Give back all the data exactly, line by line.

-- start Supplied data --

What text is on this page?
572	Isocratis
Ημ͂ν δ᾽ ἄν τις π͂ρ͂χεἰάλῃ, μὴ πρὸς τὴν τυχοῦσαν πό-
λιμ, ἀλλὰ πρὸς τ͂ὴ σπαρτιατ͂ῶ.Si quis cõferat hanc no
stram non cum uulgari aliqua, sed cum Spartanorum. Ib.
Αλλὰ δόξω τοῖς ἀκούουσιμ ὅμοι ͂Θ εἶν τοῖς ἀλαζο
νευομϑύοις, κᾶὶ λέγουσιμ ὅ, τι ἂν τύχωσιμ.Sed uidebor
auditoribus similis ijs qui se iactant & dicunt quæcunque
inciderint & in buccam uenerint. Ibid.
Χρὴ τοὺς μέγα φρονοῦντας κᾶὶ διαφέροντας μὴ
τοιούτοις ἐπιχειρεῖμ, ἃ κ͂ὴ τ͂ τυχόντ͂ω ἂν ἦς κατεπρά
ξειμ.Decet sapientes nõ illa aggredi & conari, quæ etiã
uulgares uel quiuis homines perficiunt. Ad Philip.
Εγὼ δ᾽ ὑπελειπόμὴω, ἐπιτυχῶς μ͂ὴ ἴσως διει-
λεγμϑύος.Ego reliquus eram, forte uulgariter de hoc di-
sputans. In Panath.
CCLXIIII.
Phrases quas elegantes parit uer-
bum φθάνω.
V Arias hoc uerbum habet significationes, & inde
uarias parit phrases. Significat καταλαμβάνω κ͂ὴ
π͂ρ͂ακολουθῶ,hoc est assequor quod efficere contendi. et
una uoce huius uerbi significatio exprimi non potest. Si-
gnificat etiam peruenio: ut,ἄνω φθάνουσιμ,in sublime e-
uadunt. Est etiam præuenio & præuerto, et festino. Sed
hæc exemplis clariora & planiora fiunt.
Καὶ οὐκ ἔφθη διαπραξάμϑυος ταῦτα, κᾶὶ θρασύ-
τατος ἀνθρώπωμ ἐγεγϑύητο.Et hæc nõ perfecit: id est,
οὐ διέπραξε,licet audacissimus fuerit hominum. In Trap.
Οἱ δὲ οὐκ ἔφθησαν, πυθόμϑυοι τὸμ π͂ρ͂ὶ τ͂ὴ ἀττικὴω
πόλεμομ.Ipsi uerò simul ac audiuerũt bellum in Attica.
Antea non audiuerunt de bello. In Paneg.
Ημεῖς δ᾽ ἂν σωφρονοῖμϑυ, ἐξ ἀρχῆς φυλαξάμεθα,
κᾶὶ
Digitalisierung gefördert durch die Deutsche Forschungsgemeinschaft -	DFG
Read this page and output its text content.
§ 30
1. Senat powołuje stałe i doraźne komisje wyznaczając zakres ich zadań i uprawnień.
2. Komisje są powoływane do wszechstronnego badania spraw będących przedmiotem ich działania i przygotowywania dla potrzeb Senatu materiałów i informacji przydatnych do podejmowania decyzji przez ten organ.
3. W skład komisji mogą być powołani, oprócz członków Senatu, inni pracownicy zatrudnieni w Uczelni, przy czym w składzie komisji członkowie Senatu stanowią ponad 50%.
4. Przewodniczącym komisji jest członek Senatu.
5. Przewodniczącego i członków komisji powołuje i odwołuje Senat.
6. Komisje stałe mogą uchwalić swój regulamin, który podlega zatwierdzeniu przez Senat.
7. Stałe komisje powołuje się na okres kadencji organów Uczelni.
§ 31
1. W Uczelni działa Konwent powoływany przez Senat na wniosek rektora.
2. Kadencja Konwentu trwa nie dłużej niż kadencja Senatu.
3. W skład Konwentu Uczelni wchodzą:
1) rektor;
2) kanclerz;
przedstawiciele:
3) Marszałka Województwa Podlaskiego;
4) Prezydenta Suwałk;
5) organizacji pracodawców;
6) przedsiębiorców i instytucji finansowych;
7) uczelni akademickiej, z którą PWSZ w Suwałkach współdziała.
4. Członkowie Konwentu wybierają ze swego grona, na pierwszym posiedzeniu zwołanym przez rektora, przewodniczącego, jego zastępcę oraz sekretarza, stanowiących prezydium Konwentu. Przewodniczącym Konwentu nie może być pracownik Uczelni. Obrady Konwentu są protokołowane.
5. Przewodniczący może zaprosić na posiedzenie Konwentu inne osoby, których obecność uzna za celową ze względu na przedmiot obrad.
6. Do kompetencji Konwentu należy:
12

-- end Supplied data --

• _Correct answer_:
What text is on this page?
572	Isocratis
Ημ͂ν δ᾽ ἄν τις π͂ρ͂χεἰάλῃ, μὴ πρὸς τὴν τυχοῦσαν πό-
λιμ, ἀλλὰ πρὸς τ͂ὴ σπαρτιατ͂ῶ.Si quis cõferat hanc no
stram non cum uulgari aliqua, sed cum Spartanorum. Ib.
Αλλὰ δόξω τοῖς ἀκούουσιμ ὅμοι ͂Θ εἶν τοῖς ἀλαζο
νευομϑύοις, κᾶὶ λέγουσιμ ὅ, τι ἂν τύχωσιμ.Sed uidebor
auditoribus similis ijs qui se iactant & dicunt quæcunque
inciderint & in buccam uenerint. Ibid.
Χρὴ τοὺς μέγα φρονοῦντας κᾶὶ διαφέροντας μὴ
τοιούτοις ἐπιχειρεῖμ, ἃ κ͂ὴ τ͂ τυχόντ͂ω ἂν ἦς κατεπρά
ξειμ.Decet sapientes nõ illa aggredi & conari, quæ etiã
uulgares uel quiuis homines perficiunt. Ad Philip.
Εγὼ δ᾽ ὑπελειπόμὴω, ἐπιτυχῶς μ͂ὴ ἴσως διει-
λεγμϑύος.Ego reliquus eram, forte uulgariter de hoc di-
sputans. In Panath.
CCLXIIII.
Phrases quas elegantes parit uer-
bum φθάνω.
V Arias hoc uerbum habet significationes, & inde
uarias parit phrases. Significat καταλαμβάνω κ͂ὴ
π͂ρ͂ακολουθῶ,hoc est assequor quod efficere contendi. et
una uoce huius uerbi significatio exprimi non potest. Si-
gnificat etiam peruenio: ut,ἄνω φθάνουσιμ,in sublime e-
uadunt. Est etiam præuenio & præuerto, et festino. Sed
hæc exemplis clariora & planiora fiunt.
Καὶ οὐκ ἔφθη διαπραξάμϑυος ταῦτα, κᾶὶ θρασύ-
τατος ἀνθρώπωμ ἐγεγϑύητο.Et hæc nõ perfecit: id est,
οὐ διέπραξε,licet audacissimus fuerit hominum. In Trap.
Οἱ δὲ οὐκ ἔφθησαν, πυθόμϑυοι τὸμ π͂ρ͂ὶ τ͂ὴ ἀττικὴω
πόλεμομ.Ipsi uerò simul ac audiuerũt bellum in Attica.
Antea non audiuerunt de bello. In Paneg.
Ημεῖς δ᾽ ἂν σωφρονοῖμϑυ, ἐξ ἀρχῆς φυλαξάμεθα,
κᾶὶ
Digitalisierung gefördert durch die Deutsche Forschungsgemeinschaft -	DFG
Read this page and output its text content.
§ 30
1. Senat powołuje stałe i doraźne komisje wyznaczając zakres ich zadań i uprawnień.
2. Komisje są powoływane do wszechstronnego badania spraw będących przedmiotem ich działania i przygotowywania dla potrzeb Senatu materiałów i informacji przydatnych do podejmowania decyzji przez ten organ.
3. W skład komisji mogą być powołani, oprócz członków Senatu, inni pracownicy zatrudnieni w Uczelni, przy czym w składzie komisji członkowie Senatu stanowią ponad 50%.
4. Przewodniczącym komisji jest członek Senatu.
5. Przewodniczącego i członków komisji powołuje i odwołuje Senat.
6. Komisje stałe mogą uchwalić swój regulamin, który podlega zatwierdzeniu przez Senat.
7. Stałe komisje powołuje się na okres kadencji organów Uczelni.
§ 31
1. W Uczelni działa Konwent powoływany przez Senat na wniosek rektora.
2. Kadencja Konwentu trwa nie dłużej niż kadencja Senatu.
3. W skład Konwentu Uczelni wchodzą:
1) rektor;
2) kanclerz;
przedstawiciele:
3) Marszałka Województwa Podlaskiego;
4) Prezydenta Suwałk;
5) organizacji pracodawców;
6) przedsiębiorców i instytucji finansowych;
7) uczelni akademickiej, z którą PWSZ w Suwałkach współdziała.
4. Członkowie Konwentu wybierają ze swego grona, na pierwszym posiedzeniu zwołanym przez rektora, przewodniczącego, jego zastępcę oraz sekretarza, stanowiących prezydium Konwentu. Przewodniczącym Konwentu nie może być pracownik Uczelni. Obrady Konwentu są protokołowane.
5. Przewodniczący może zaprosić na posiedzenie Konwentu inne osoby, których obecność uzna za celową ze względu na przedmiot obrad.
6. Do kompetencji Konwentu należy:
12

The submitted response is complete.